• Written request
From the listing below, return each line that includes "JSON".

[Entries with figure data]
^^^^

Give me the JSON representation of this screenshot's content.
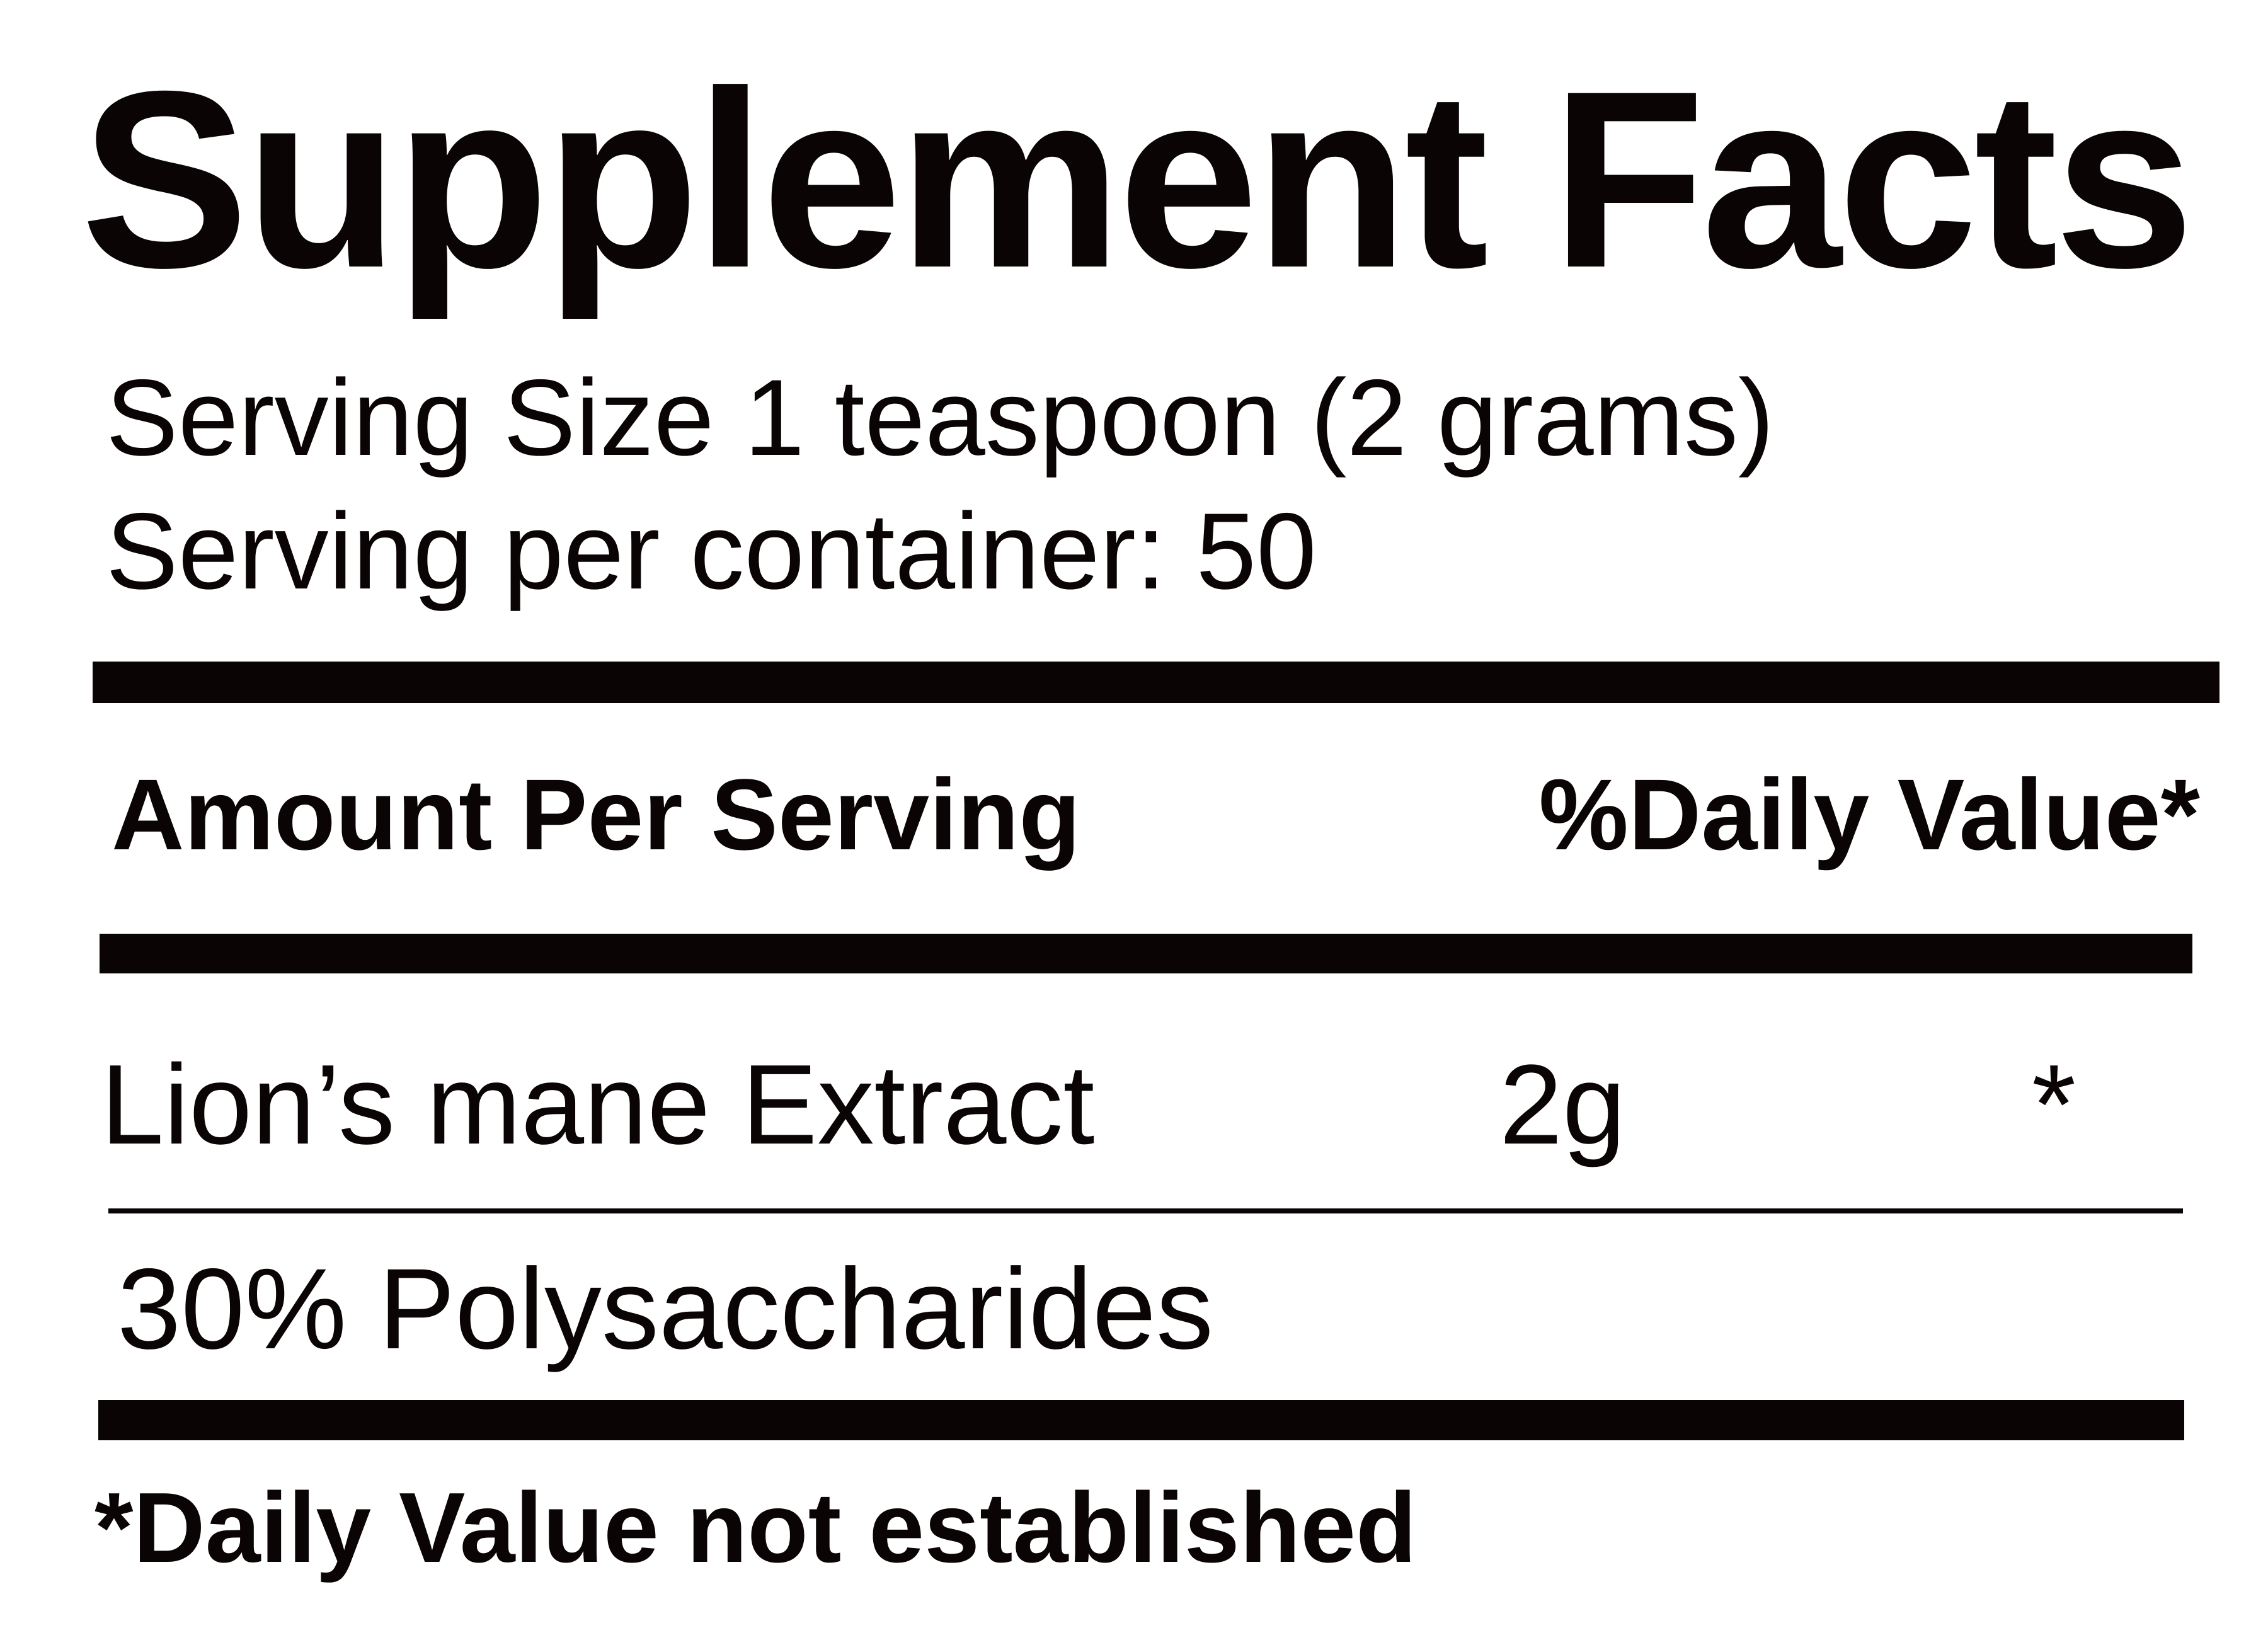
{
  "label": {
    "title": "Supplement Facts",
    "serving_size_line": "Serving Size 1 teaspoon (2 grams)",
    "servings_per_container_line": "Serving per container: 50",
    "column_headers": {
      "amount": "Amount Per Serving",
      "daily_value": "%Daily Value*"
    },
    "rows": [
      {
        "name": "Lion’s mane Extract",
        "amount": "2g",
        "daily_value": "*",
        "detail": "30% Polysaccharides"
      }
    ],
    "footnote": "*Daily Value not established",
    "colors": {
      "ink": "#0a0504",
      "background": "#ffffff"
    }
  }
}
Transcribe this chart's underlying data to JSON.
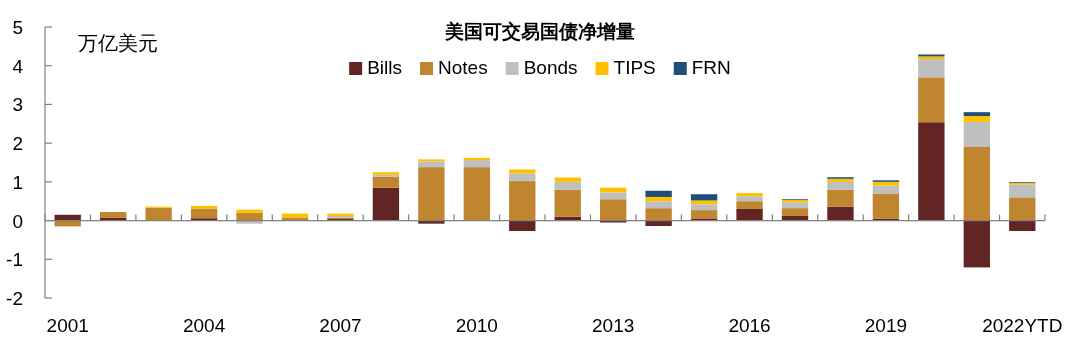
{
  "chart_data": {
    "type": "bar",
    "stacked": true,
    "title": "美国可交易国债净增量",
    "ylabel": "万亿美元",
    "categories": [
      "2001",
      null,
      null,
      "2004",
      null,
      null,
      "2007",
      null,
      null,
      "2010",
      null,
      null,
      "2013",
      null,
      null,
      "2016",
      null,
      null,
      "2019",
      null,
      null,
      "2022YTD"
    ],
    "series": [
      {
        "name": "Bills",
        "color": "#632523",
        "values": [
          0.15,
          0.07,
          null,
          0.06,
          0,
          0.01,
          0.04,
          0.85,
          -0.08,
          0,
          -0.27,
          0.1,
          -0.05,
          -0.14,
          0.04,
          0.3,
          0.12,
          0.36,
          0.05,
          2.54,
          -1.21,
          -0.27
        ]
      },
      {
        "name": "Notes",
        "color": "#c0862f",
        "values": [
          -0.15,
          0.15,
          0.33,
          0.25,
          0.2,
          0.07,
          0.03,
          0.28,
          1.38,
          1.38,
          1.02,
          0.7,
          0.55,
          0.32,
          0.23,
          0.2,
          0.2,
          0.44,
          0.65,
          1.16,
          1.9,
          0.6
        ]
      },
      {
        "name": "Bonds",
        "color": "#bfbfbf",
        "values": [
          0,
          0,
          0,
          0,
          -0.08,
          0,
          0.05,
          0.05,
          0.15,
          0.18,
          0.2,
          0.2,
          0.18,
          0.18,
          0.15,
          0.13,
          0.15,
          0.2,
          0.2,
          0.47,
          0.65,
          0.33
        ]
      },
      {
        "name": "TIPS",
        "color": "#ffc000",
        "values": [
          0,
          0,
          0.03,
          0.07,
          0.08,
          0.1,
          0.06,
          0.07,
          0.05,
          0.06,
          0.1,
          0.11,
          0.12,
          0.11,
          0.1,
          0.08,
          0.06,
          0.08,
          0.1,
          0.07,
          0.15,
          0.04
        ]
      },
      {
        "name": "FRN",
        "color": "#1f4e79",
        "values": [
          0,
          0,
          0,
          0,
          0,
          0,
          0,
          0,
          0,
          0,
          0,
          0,
          0,
          0.16,
          0.16,
          0,
          0.02,
          0.04,
          0.04,
          0.05,
          0.1,
          0.02
        ]
      }
    ],
    "ylim": [
      -2,
      5
    ],
    "yticks": [
      -2,
      -1,
      0,
      1,
      2,
      3,
      4,
      5
    ],
    "legend": "top"
  }
}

^^^^

• Result for this exercise
Give me the JSON representation of this screenshot's content.
Transcribe this chart's underlying data to JSON.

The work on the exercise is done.